(Dataset items)
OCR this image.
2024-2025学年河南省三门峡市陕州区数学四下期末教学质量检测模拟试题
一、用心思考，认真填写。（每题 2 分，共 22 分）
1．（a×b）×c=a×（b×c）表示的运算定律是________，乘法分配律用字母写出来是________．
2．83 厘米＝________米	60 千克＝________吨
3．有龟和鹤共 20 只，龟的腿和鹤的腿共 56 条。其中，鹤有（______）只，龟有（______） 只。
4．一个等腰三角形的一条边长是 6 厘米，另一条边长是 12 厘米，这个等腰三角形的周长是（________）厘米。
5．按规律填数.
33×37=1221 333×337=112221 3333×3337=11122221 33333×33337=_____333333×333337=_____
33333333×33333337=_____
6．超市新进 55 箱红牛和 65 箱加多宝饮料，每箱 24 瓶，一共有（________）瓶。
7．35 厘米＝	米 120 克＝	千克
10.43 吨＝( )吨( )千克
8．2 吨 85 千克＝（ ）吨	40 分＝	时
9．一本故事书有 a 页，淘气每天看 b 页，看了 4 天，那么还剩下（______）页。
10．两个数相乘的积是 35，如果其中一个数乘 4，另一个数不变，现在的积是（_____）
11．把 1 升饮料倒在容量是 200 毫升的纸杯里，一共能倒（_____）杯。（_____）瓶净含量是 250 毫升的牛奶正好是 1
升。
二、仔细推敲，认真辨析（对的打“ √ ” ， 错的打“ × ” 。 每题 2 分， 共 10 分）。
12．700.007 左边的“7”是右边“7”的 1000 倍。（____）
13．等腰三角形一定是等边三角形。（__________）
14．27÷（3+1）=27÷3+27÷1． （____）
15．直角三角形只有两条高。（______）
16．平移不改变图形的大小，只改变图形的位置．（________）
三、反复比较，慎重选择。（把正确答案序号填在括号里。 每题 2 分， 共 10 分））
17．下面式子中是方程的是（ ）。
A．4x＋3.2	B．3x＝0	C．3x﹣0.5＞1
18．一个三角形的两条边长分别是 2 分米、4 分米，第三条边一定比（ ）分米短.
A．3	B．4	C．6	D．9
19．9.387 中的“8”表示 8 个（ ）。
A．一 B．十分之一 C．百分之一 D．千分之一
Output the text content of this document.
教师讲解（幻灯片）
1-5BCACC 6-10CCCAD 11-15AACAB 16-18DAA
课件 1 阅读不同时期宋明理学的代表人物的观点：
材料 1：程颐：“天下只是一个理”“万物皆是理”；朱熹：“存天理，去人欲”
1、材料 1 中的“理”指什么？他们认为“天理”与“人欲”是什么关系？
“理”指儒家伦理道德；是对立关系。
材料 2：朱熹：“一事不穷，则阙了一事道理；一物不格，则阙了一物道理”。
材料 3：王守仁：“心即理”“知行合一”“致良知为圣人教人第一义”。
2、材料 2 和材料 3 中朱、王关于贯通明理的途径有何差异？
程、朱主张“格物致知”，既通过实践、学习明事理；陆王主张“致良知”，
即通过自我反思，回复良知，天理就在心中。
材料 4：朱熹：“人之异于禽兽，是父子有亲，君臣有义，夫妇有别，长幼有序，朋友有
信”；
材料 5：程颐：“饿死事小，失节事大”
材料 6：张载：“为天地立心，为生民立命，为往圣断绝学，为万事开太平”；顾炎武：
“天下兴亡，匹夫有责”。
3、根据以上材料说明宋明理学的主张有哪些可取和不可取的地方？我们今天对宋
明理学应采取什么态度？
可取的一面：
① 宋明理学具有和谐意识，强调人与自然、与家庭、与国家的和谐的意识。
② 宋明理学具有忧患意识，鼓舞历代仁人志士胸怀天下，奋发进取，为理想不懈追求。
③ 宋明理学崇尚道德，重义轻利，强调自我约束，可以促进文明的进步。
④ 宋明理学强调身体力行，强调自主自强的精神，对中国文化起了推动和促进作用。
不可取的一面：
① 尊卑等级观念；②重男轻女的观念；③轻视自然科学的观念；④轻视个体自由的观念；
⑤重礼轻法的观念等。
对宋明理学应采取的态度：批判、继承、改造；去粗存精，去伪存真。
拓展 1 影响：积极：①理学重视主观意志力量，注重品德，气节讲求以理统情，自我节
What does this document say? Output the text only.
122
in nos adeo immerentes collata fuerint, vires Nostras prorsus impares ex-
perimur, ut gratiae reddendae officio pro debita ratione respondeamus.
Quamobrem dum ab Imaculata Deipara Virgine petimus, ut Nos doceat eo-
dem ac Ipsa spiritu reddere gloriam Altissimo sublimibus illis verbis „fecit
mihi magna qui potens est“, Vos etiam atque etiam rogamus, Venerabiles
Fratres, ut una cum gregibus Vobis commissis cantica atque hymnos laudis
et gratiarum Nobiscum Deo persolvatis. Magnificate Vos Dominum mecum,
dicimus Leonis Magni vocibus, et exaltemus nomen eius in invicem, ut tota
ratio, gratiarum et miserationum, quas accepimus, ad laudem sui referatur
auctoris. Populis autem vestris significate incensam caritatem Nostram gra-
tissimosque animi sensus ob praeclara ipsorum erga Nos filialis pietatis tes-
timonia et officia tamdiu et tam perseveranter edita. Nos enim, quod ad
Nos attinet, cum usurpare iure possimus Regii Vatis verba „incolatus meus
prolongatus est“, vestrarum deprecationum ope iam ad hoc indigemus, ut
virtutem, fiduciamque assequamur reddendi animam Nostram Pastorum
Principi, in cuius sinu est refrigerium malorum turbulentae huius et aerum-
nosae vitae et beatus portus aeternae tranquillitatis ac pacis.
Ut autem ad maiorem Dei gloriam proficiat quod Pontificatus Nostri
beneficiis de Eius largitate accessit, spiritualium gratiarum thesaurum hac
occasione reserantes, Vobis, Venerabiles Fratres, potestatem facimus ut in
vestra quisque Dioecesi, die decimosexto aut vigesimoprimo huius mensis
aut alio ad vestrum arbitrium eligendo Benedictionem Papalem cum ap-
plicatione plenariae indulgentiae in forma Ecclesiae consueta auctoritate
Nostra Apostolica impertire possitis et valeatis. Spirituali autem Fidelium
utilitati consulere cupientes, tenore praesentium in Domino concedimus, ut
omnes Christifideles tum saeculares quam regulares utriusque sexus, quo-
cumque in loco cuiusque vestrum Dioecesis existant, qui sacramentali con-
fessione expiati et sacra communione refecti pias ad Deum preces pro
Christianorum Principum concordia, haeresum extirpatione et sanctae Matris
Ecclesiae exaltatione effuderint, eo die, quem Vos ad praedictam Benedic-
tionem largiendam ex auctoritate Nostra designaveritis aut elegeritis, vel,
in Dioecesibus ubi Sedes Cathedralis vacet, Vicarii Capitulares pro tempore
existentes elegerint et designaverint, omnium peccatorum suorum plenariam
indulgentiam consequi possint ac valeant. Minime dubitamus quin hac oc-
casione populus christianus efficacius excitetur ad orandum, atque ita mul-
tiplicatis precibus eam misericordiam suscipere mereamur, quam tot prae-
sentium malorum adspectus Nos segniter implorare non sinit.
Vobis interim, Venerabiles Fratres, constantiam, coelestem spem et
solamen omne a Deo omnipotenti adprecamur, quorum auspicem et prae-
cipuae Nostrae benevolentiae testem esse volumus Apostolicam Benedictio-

** INSTRUCTIONS FOR THE TASK **
Only lines with the word "vestrum" are wanted, so copy each one from the records.

** OUTPUT OF THE TASK **
aut alio ad vestrum arbitrium eligendo Benedictionem Papalem cum ap-
cumque in loco cuiusque vestrum Dioecesis existant, qui sacramentali con-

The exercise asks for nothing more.